(Dataset entries)
####################

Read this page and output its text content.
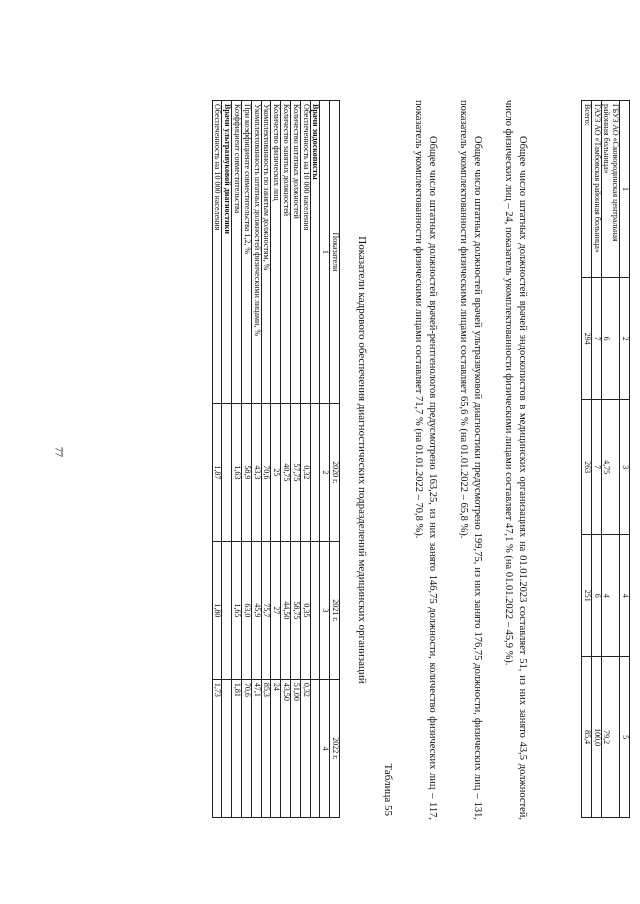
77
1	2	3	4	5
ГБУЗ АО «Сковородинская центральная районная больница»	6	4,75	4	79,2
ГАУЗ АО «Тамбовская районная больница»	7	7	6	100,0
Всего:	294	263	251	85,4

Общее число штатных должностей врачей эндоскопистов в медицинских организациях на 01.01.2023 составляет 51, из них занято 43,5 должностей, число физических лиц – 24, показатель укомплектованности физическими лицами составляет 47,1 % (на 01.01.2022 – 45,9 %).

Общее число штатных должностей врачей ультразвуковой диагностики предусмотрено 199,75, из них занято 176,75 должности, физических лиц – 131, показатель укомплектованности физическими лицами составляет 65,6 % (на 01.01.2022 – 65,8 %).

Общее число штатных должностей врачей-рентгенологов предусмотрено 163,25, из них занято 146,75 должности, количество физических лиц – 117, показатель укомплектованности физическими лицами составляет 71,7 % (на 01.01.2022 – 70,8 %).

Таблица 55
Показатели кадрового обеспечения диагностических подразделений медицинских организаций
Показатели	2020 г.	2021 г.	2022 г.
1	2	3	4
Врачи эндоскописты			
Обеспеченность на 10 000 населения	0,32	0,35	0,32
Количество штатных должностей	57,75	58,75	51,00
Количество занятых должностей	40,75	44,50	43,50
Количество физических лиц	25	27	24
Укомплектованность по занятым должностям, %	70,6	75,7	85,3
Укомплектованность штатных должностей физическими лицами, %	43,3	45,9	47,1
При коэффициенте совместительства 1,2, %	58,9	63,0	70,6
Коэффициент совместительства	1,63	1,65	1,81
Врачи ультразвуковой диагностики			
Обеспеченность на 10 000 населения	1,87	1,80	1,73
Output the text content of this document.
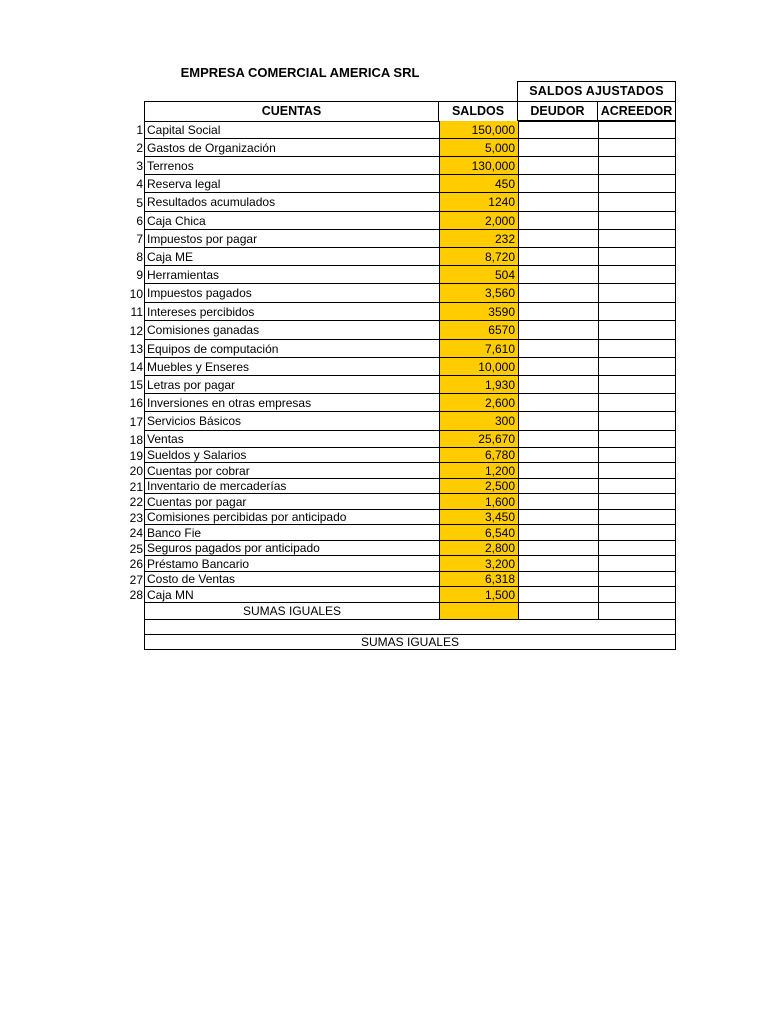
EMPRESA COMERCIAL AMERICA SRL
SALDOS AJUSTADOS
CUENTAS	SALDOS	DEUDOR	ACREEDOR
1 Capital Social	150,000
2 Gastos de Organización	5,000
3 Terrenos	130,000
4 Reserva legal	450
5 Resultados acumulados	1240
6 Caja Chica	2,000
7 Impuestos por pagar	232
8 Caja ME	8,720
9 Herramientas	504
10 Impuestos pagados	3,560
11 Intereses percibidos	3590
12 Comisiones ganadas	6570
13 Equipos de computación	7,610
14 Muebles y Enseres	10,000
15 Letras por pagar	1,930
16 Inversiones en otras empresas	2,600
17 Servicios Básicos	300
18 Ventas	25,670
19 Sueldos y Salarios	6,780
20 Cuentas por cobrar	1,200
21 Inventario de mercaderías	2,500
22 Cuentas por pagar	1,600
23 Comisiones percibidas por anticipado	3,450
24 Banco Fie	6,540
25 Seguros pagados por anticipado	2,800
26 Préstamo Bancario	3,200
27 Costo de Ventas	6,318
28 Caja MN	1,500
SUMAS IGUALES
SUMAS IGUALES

####################

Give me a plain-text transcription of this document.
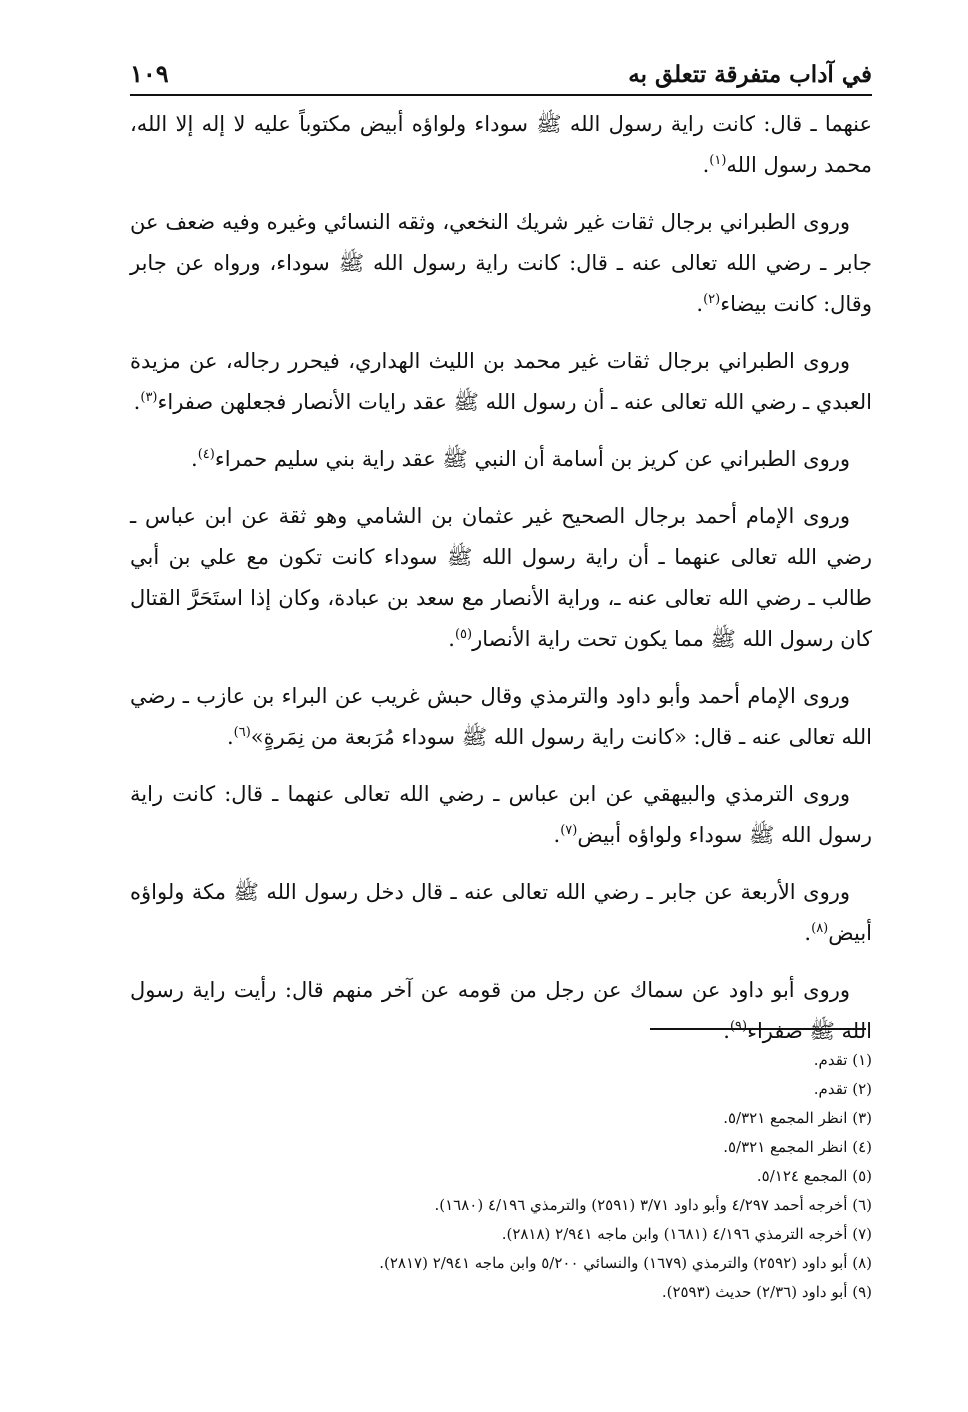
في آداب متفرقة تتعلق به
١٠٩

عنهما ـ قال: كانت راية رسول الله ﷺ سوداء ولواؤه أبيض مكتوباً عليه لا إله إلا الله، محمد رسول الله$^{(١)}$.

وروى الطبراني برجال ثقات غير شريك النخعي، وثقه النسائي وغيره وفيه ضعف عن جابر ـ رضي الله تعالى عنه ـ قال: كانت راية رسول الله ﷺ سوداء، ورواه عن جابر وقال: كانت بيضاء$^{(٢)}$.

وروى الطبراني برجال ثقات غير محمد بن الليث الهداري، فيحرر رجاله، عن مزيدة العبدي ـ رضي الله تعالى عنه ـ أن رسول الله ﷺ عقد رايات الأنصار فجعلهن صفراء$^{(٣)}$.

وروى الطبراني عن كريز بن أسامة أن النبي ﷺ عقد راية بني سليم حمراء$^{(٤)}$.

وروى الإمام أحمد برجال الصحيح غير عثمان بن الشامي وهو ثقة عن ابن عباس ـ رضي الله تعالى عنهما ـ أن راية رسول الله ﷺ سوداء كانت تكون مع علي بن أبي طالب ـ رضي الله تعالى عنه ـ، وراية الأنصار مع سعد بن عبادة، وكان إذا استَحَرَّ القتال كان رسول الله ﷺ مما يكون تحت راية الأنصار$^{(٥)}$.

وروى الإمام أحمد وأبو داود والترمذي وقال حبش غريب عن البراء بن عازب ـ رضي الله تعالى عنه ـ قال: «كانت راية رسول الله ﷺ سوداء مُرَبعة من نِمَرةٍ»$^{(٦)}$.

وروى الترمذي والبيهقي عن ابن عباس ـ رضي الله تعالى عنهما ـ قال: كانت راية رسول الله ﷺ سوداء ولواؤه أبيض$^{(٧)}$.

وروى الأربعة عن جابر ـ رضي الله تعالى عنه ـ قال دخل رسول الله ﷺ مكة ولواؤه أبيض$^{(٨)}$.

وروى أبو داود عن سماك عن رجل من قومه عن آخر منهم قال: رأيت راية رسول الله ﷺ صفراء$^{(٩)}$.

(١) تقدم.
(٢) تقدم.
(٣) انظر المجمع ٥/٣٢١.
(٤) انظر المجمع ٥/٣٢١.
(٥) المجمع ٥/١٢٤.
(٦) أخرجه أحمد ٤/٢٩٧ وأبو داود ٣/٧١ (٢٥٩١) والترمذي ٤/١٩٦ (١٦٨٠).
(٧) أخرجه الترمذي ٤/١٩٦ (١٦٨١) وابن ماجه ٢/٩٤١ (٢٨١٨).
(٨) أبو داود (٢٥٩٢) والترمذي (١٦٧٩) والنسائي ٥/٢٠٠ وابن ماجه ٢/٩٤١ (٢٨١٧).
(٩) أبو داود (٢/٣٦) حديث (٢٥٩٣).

####################

=== Task instructions ===
Gather each line from the listing above that holds "وابن".

=== Finished exercise ===
(٧) أخرجه الترمذي ٤/١٩٦ (١٦٨١) وابن ماجه ٢/٩٤١ (٢٨١٨).
(٨) أبو داود (٢٥٩٢) والترمذي (١٦٧٩) والنسائي ٥/٢٠٠ وابن ماجه ٢/٩٤١ (٢٨١٧).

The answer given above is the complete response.